EXERCISE INSTRUCTIONS: All the records that follow need to be reproduced exactly. Omit the images.

PROVIDED RECORDS:
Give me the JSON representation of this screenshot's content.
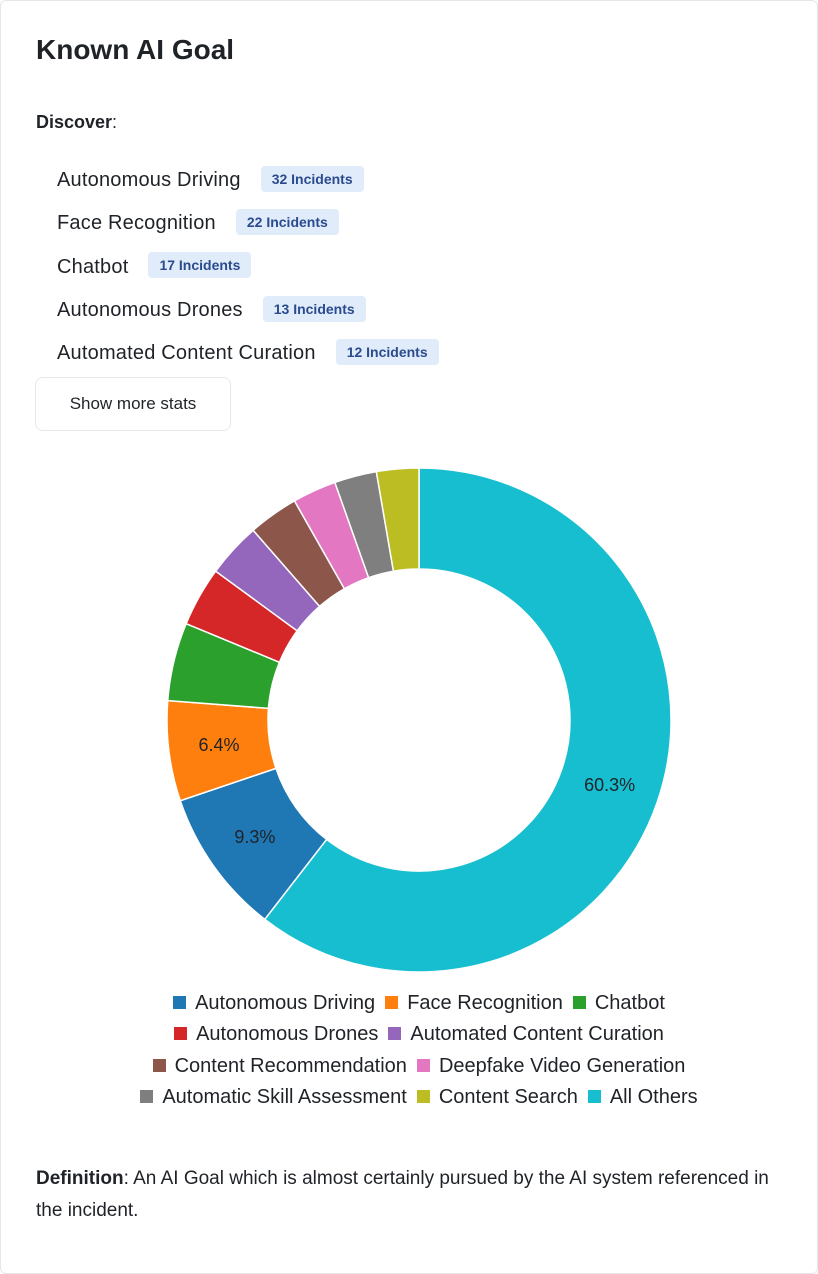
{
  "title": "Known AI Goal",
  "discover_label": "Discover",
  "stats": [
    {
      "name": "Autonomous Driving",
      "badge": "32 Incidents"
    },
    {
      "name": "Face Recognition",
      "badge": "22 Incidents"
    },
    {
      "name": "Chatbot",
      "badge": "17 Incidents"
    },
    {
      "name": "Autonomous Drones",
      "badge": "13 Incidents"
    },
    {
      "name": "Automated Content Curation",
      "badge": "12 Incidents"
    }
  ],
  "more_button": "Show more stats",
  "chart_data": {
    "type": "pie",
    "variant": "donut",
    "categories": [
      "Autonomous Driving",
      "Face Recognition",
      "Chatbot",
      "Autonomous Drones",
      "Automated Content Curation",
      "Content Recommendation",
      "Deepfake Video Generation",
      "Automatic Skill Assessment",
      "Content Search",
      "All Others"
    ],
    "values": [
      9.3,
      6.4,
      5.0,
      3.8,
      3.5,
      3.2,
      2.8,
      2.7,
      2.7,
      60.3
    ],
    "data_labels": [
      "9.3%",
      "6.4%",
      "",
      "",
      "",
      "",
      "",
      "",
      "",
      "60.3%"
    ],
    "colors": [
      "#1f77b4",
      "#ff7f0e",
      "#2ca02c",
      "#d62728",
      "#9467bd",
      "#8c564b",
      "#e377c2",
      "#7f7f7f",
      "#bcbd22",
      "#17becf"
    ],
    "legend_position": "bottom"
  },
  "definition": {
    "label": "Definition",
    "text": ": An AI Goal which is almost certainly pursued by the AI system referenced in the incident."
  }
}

RESPONSE FOR THIS EXERCISE:
Give me the JSON representation of this screenshot's content.
{
  "title": "Known AI Goal",
  "discover_label": "Discover",
  "stats": [
    {
      "name": "Autonomous Driving",
      "badge": "32 Incidents"
    },
    {
      "name": "Face Recognition",
      "badge": "22 Incidents"
    },
    {
      "name": "Chatbot",
      "badge": "17 Incidents"
    },
    {
      "name": "Autonomous Drones",
      "badge": "13 Incidents"
    },
    {
      "name": "Automated Content Curation",
      "badge": "12 Incidents"
    }
  ],
  "more_button": "Show more stats",
  "chart_data": {
    "type": "pie",
    "variant": "donut",
    "categories": [
      "Autonomous Driving",
      "Face Recognition",
      "Chatbot",
      "Autonomous Drones",
      "Automated Content Curation",
      "Content Recommendation",
      "Deepfake Video Generation",
      "Automatic Skill Assessment",
      "Content Search",
      "All Others"
    ],
    "values": [
      9.3,
      6.4,
      5.0,
      3.8,
      3.5,
      3.2,
      2.8,
      2.7,
      2.7,
      60.3
    ],
    "data_labels": [
      "9.3%",
      "6.4%",
      "",
      "",
      "",
      "",
      "",
      "",
      "",
      "60.3%"
    ],
    "colors": [
      "#1f77b4",
      "#ff7f0e",
      "#2ca02c",
      "#d62728",
      "#9467bd",
      "#8c564b",
      "#e377c2",
      "#7f7f7f",
      "#bcbd22",
      "#17becf"
    ],
    "legend_position": "bottom"
  },
  "definition": {
    "label": "Definition",
    "text": ": An AI Goal which is almost certainly pursued by the AI system referenced in the incident."
  }
}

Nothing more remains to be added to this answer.